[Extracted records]
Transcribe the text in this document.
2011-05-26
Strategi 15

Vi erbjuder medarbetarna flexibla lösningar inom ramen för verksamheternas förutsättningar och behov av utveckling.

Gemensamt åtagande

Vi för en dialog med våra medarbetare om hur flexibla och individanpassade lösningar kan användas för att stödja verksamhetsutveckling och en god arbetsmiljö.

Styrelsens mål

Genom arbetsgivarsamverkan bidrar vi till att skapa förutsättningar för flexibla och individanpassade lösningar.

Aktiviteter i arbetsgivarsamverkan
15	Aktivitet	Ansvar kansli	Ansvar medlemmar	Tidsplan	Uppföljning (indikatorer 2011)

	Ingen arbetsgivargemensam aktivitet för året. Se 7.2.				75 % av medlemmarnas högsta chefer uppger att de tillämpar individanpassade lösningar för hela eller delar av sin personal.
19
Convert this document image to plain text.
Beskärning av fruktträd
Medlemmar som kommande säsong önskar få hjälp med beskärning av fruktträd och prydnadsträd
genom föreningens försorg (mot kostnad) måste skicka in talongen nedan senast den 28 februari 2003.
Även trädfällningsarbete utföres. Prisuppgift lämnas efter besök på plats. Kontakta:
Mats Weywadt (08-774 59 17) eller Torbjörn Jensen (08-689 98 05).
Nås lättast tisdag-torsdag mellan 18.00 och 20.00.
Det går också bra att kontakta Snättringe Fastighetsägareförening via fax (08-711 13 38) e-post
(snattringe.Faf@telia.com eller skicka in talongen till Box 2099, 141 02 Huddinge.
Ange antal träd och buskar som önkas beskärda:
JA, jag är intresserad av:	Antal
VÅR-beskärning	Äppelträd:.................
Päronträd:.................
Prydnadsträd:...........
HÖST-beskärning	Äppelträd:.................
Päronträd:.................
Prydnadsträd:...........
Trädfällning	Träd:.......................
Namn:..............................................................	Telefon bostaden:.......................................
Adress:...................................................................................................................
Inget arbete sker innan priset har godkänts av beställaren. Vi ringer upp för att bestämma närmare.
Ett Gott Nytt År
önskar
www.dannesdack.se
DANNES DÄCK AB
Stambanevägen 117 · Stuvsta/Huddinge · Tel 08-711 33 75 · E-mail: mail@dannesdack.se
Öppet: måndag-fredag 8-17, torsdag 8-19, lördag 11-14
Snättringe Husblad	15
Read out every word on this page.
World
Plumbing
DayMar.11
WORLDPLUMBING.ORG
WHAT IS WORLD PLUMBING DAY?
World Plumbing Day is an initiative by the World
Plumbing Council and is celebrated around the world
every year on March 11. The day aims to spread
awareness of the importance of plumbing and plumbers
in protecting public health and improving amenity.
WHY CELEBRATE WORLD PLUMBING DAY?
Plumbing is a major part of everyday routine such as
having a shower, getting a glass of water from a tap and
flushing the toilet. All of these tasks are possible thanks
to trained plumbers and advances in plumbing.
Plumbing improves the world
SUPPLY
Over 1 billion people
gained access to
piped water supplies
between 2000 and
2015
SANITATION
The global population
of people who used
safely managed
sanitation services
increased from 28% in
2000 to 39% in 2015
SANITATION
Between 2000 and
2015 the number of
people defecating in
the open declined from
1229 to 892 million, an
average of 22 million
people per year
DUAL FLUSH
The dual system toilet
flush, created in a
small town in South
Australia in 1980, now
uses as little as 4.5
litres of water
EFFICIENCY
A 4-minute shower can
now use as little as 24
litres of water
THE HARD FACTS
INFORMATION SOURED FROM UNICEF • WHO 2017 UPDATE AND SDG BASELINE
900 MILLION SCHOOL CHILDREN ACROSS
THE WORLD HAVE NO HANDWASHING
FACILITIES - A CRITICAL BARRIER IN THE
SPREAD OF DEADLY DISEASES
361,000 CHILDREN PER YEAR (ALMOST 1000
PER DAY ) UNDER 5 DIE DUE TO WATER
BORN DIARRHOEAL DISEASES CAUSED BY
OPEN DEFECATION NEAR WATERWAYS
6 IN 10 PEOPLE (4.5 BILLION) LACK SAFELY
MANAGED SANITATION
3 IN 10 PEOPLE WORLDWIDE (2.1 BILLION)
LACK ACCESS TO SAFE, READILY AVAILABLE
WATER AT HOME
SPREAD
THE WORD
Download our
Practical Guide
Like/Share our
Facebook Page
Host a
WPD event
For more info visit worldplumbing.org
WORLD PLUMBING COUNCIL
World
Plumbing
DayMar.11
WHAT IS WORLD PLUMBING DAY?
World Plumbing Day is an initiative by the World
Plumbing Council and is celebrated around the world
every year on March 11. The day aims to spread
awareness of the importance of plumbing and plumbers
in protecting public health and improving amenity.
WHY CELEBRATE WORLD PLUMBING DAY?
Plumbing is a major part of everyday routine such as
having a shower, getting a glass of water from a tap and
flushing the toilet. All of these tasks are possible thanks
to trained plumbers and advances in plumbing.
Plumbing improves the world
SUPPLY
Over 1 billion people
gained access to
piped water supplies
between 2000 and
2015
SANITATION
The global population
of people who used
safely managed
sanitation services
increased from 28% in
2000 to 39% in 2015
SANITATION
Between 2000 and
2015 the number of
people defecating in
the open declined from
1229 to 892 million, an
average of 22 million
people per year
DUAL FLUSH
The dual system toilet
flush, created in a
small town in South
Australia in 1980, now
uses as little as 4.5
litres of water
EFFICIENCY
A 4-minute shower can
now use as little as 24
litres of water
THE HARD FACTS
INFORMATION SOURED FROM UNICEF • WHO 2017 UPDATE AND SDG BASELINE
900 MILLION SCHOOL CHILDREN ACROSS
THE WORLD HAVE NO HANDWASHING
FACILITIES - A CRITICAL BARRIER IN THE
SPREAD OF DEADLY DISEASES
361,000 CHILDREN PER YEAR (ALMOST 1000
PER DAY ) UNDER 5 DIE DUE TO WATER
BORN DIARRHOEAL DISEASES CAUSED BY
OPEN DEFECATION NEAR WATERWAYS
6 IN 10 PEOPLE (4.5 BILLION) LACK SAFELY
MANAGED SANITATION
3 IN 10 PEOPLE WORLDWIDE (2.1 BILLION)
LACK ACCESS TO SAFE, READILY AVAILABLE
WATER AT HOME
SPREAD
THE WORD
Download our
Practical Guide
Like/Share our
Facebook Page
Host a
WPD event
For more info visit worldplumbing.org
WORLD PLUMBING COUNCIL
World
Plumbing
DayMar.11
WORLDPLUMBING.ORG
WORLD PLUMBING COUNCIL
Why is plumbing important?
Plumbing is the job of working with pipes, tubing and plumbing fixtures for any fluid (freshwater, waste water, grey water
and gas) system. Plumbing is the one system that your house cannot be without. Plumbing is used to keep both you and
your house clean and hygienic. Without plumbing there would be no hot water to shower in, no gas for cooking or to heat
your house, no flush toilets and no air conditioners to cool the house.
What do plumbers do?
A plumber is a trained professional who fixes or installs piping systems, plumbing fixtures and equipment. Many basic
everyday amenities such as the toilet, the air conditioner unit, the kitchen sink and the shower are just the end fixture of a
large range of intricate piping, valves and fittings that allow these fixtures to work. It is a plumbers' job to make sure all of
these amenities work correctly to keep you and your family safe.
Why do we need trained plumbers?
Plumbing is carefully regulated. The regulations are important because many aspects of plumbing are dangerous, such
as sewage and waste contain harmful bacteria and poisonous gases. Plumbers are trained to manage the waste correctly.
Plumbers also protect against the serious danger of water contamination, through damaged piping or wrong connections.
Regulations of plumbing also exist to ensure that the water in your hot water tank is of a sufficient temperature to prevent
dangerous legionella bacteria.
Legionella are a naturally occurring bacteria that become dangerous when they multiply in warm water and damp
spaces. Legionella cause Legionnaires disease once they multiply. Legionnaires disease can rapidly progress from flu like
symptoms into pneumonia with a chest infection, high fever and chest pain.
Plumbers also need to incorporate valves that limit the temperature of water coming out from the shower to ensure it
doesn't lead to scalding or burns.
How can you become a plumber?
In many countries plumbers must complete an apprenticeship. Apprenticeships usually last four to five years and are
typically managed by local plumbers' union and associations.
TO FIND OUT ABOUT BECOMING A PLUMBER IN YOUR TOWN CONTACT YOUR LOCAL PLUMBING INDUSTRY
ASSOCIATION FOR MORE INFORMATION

__TASK DIRECTIONS__: Which lines above include the word "ensure"? Show each one.

__SOLUTION TO THIS PROBLEM__:
Regulations of plumbing also exist to ensure that the water in your hot water tank is of a sufficient temperature to prevent
Plumbers also need to incorporate valves that limit the temperature of water coming out from the shower to ensure it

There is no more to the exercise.